» **AIM OF THE TASK**:
Every line below should be repeated exactly.

........

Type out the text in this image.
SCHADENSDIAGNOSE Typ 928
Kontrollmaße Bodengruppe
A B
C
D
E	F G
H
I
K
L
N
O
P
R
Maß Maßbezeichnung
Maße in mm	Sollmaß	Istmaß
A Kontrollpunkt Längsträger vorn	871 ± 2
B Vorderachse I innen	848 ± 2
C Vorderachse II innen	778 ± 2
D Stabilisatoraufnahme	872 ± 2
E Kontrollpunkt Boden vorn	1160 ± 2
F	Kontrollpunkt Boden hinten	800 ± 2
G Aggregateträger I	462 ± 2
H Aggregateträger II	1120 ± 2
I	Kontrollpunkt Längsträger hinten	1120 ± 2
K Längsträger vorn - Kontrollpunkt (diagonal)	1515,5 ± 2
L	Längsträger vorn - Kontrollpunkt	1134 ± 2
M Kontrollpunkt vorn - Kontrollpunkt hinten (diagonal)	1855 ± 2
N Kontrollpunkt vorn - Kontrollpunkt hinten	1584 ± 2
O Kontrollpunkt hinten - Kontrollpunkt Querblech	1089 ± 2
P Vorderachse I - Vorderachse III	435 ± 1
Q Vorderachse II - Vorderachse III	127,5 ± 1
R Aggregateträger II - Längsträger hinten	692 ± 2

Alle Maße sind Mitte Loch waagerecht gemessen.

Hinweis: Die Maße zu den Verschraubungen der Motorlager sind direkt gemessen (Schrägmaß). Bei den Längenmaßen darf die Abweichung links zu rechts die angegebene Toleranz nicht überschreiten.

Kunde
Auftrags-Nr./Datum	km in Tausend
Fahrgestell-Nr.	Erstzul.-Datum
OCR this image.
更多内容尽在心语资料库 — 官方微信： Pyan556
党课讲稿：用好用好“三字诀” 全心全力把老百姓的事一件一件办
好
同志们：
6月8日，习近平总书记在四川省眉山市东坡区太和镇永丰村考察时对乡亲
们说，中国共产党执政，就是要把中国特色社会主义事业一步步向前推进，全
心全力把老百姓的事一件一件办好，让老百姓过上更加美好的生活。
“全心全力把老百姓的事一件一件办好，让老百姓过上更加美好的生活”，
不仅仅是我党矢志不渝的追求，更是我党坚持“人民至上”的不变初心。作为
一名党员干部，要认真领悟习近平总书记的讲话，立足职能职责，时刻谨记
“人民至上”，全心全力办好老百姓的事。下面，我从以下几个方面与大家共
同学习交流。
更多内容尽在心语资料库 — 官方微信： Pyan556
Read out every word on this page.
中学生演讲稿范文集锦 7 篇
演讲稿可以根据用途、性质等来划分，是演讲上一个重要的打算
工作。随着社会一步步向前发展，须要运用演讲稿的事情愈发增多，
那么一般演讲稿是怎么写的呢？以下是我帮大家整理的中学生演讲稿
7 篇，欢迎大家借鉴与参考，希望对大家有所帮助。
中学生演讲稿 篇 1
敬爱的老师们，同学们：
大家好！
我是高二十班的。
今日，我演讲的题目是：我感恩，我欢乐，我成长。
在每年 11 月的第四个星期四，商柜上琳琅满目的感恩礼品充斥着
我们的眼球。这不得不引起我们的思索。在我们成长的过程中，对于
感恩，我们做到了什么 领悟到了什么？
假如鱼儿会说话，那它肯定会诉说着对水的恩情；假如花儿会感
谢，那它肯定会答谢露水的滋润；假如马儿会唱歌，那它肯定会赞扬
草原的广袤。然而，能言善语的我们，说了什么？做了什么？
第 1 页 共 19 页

........

» **REPLY TO THE TASK**:
Type out the text in this image.
SCHADENSDIAGNOSE Typ 928
Kontrollmaße Bodengruppe
A B
C
D
E	F G
H
I
K
L
N
O
P
R
Maß Maßbezeichnung
Maße in mm	Sollmaß	Istmaß
A Kontrollpunkt Längsträger vorn	871 ± 2
B Vorderachse I innen	848 ± 2
C Vorderachse II innen	778 ± 2
D Stabilisatoraufnahme	872 ± 2
E Kontrollpunkt Boden vorn	1160 ± 2
F	Kontrollpunkt Boden hinten	800 ± 2
G Aggregateträger I	462 ± 2
H Aggregateträger II	1120 ± 2
I	Kontrollpunkt Längsträger hinten	1120 ± 2
K Längsträger vorn - Kontrollpunkt (diagonal)	1515,5 ± 2
L	Längsträger vorn - Kontrollpunkt	1134 ± 2
M Kontrollpunkt vorn - Kontrollpunkt hinten (diagonal)	1855 ± 2
N Kontrollpunkt vorn - Kontrollpunkt hinten	1584 ± 2
O Kontrollpunkt hinten - Kontrollpunkt Querblech	1089 ± 2
P Vorderachse I - Vorderachse III	435 ± 1
Q Vorderachse II - Vorderachse III	127,5 ± 1
R Aggregateträger II - Längsträger hinten	692 ± 2

Alle Maße sind Mitte Loch waagerecht gemessen.

Hinweis: Die Maße zu den Verschraubungen der Motorlager sind direkt gemessen (Schrägmaß). Bei den Längenmaßen darf die Abweichung links zu rechts die angegebene Toleranz nicht überschreiten.

Kunde
Auftrags-Nr./Datum	km in Tausend
Fahrgestell-Nr.	Erstzul.-Datum
OCR this image.
更多内容尽在心语资料库 — 官方微信： Pyan556
党课讲稿：用好用好“三字诀” 全心全力把老百姓的事一件一件办
好
同志们：
6月8日，习近平总书记在四川省眉山市东坡区太和镇永丰村考察时对乡亲
们说，中国共产党执政，就是要把中国特色社会主义事业一步步向前推进，全
心全力把老百姓的事一件一件办好，让老百姓过上更加美好的生活。
“全心全力把老百姓的事一件一件办好，让老百姓过上更加美好的生活”，
不仅仅是我党矢志不渝的追求，更是我党坚持“人民至上”的不变初心。作为
一名党员干部，要认真领悟习近平总书记的讲话，立足职能职责，时刻谨记
“人民至上”，全心全力办好老百姓的事。下面，我从以下几个方面与大家共
同学习交流。
更多内容尽在心语资料库 — 官方微信： Pyan556
Read out every word on this page.
中学生演讲稿范文集锦 7 篇
演讲稿可以根据用途、性质等来划分，是演讲上一个重要的打算
工作。随着社会一步步向前发展，须要运用演讲稿的事情愈发增多，
那么一般演讲稿是怎么写的呢？以下是我帮大家整理的中学生演讲稿
7 篇，欢迎大家借鉴与参考，希望对大家有所帮助。
中学生演讲稿 篇 1
敬爱的老师们，同学们：
大家好！
我是高二十班的。
今日，我演讲的题目是：我感恩，我欢乐，我成长。
在每年 11 月的第四个星期四，商柜上琳琅满目的感恩礼品充斥着
我们的眼球。这不得不引起我们的思索。在我们成长的过程中，对于
感恩，我们做到了什么 领悟到了什么？
假如鱼儿会说话，那它肯定会诉说着对水的恩情；假如花儿会感
谢，那它肯定会答谢露水的滋润；假如马儿会唱歌，那它肯定会赞扬
草原的广袤。然而，能言善语的我们，说了什么？做了什么？
第 1 页 共 19 页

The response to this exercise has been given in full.